EXTRACT TO READ.
** Start **

Want a philandering spouse? Let her know every day how much you fear her infidelity. Want a suspicious, self-serving supplier? Constantly check them for suspicious, self-serving behavior.  Want thieving employees?   Give them all monthly lie detector tests. 

You empower what you fear.

Trust is a macro-response to life’s micro-issues.  You’d better evaluate it from time to time, like you would a marriage.  But if you constantly subject trust to the cognitive microscope, you destroy its essence.

“Must” you see the dark side of trust?  Don’t look too hard, you’ll miss all the glory, and ruin it in the looking.

Does Your Customer Trust You? The Acid Test

Most salespeople will agree—there is no stronger sales driver than a customer’s trust in the salesperson. And, I suggest, the best way to be trusted is to be trustworthy—worthy of trust. You can’t fake it.

Is it possible to know if your customer trusts you? Is there one predictor of customer trust? Is there a single factor that amounts to an acid test of trust in selling?

I think there is. It’s contained in one single question. A “yes” answer will strongly suggest your customers trust you. A “no” answer will virtually guarantee they don’t.

The question is this:

Have you ever recommended a competitor to one of your better customers?

If the answer is “yes”—subject to the caveats below—then you have demonstrably put your customer’s short-term interests ahead of your own. This indicates low self-orientation and a long-term perspective on your part (I’m assuming sincerity), and is a good indicator of trustworthiness.

If you have never, ever, recommended a competitor to a good customer, then either your product is always better than the competition for every customer in every situation (puh-leeze), or—far more likely—you always shade your answers to suit your own advantage. Which says you always put your interests ahead of your customers’. Which says, frankly, you can’t be trusted.

Here are the caveats: don’t count “yes” answers if:

a. The customer was trivially important to you
b. You were going to lose the customer anyway
c. You didn’t even offer a product in the category
d. You figured the competitive product was terrible and you’d deep-six them by recommending them.

The only fair “yes” answer is one in which you honestly felt that an important customer would be better served in an important case by going with a competitor’s offering.

If that describes what you did, and it is a fair reflection of how you think about customer relationships in general, then I suspect your customers trust you.

If not—well, then why should they? Would you?

Juries, Courtrooms and Linear Thinking

Three years ago I filed a lawsuit. It was my first, and hopefully last, experience as a plaintiff.

I sued a professional—there’s no point in revealing the profession. I sued him for malpractice and negligence, with a specific damages calculation. He, of course, said it was my fault.

This week, after a four-day trial, it went to a jury.

I’m not a lawyer. Don’t even play one on TV, though I’ve done seminars and speeches for some.

So other than jury duty (always rejected), I hadn’t seen courts close up and personal before. Here’s what I learned—one data point, one person. For what it’s worth.

The treatment of jurors impressed me. The judge spoke seriously about gratitude for their civic responsibility. The parties rise and stand every time the jury enters and leaves (which is frequently).

** End **

MATERIAL SHOWN.
** Start **

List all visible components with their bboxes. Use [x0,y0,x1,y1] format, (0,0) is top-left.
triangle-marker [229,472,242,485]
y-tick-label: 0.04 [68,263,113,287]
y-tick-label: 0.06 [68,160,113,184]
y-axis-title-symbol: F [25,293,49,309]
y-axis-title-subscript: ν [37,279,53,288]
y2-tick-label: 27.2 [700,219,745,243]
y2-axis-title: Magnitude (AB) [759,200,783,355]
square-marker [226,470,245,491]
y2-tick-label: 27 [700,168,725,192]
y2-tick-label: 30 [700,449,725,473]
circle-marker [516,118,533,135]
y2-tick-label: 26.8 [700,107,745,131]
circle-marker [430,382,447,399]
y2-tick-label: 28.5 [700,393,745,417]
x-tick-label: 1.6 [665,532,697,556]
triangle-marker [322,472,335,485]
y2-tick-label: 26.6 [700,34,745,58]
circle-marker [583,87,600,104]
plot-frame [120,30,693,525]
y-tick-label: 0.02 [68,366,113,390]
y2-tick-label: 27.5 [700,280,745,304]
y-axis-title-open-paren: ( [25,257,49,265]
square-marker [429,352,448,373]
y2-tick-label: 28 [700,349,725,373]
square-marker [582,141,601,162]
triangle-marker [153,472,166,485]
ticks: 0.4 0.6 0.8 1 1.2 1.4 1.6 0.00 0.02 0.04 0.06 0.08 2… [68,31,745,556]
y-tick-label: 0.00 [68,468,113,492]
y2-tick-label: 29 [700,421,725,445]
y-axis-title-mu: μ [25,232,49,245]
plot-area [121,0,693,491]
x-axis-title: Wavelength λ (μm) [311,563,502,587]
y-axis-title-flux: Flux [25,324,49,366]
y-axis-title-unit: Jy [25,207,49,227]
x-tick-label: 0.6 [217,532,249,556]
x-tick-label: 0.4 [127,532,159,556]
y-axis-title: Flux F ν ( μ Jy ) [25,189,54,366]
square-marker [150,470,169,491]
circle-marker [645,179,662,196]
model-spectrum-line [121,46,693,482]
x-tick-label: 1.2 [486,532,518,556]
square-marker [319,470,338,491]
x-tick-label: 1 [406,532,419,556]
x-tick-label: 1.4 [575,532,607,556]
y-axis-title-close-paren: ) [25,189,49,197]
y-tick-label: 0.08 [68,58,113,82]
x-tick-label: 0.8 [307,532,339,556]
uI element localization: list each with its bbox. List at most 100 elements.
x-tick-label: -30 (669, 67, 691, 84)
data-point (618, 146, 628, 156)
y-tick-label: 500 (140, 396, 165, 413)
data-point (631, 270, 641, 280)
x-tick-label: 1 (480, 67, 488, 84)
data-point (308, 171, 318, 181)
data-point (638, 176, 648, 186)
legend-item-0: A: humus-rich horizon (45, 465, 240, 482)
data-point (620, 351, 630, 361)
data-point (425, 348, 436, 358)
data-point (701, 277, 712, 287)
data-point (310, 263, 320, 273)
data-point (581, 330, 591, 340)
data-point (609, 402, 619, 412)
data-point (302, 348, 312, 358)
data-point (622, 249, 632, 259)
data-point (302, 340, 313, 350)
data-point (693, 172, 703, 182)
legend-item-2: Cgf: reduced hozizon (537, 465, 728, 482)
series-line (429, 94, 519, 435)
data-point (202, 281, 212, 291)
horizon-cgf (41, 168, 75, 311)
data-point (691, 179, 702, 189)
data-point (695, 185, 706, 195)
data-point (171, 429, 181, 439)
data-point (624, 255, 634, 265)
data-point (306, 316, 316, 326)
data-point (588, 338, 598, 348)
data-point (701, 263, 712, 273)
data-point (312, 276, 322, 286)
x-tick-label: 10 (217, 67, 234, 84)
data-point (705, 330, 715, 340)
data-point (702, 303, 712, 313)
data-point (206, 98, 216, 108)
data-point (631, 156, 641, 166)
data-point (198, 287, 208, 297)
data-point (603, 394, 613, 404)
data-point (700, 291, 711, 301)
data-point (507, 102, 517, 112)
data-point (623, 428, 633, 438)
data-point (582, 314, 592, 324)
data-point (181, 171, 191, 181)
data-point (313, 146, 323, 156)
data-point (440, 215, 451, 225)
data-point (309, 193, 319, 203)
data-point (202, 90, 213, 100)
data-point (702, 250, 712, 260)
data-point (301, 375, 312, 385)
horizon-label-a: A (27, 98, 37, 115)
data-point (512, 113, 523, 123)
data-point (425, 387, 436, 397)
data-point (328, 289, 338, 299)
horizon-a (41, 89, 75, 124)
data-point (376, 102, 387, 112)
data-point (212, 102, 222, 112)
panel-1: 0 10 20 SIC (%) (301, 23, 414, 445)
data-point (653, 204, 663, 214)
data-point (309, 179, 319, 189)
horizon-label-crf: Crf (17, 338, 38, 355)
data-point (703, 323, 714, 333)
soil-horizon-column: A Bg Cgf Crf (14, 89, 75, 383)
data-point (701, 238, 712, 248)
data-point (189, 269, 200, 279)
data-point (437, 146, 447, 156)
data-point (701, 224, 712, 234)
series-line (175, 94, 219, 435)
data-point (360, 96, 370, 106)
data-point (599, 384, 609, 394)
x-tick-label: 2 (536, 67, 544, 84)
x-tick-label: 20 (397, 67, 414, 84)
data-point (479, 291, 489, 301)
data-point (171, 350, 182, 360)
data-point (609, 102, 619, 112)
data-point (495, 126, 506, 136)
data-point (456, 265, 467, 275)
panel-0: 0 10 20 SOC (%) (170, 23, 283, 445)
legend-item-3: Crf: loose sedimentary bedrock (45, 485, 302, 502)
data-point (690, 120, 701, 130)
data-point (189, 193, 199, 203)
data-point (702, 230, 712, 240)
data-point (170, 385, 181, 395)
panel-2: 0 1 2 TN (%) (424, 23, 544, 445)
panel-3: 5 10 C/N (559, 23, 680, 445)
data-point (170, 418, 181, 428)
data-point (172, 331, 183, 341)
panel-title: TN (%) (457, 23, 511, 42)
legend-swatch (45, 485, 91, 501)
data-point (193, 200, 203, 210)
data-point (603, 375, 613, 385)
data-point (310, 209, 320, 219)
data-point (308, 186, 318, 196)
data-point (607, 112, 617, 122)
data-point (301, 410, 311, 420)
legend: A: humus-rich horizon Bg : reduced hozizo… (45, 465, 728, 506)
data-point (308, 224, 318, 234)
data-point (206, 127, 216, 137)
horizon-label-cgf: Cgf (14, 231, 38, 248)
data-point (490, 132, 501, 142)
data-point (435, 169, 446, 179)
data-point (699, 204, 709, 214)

** End **

PROBLEMS TO SOLVE.
- A) Name every circumstance the extract gives under which a "yes" answer should not be counted.
- B) Answer these from the extract:
(i) According to the extract, what do you empower?
(ii) What single question serves as the acid test of trust in selling?
(iii) How long was the trial before the case went to a jury?
- C) Print a part of the extract word for word. Begin at the words "If not—well, then" and stop after "went to a jury.".

OUTPUTS FOR THE TASKS.
- A)
a. The customer was trivially important to you
b. You were going to lose the customer anyway
c. You didn't even offer a product in the category
d. You figured the competitive product was terrible and you'd deep-six them by recommending them.

- B)
(i) What you fear.
(ii) Have you ever recommended a competitor to one of your better customers?
(iii) Four days.

- C)
If not—well, then why should they? Would you?

Juries, Courtrooms and Linear Thinking

Three years ago I filed a lawsuit. It was my first, and hopefully last, experience as a plaintiff.

I sued a professional—there’s no point in revealing the profession. I sued him for malpractice and negligence, with a specific damages calculation. He, of course, said it was my fault.

This week, after a four-day trial, it went to a jury.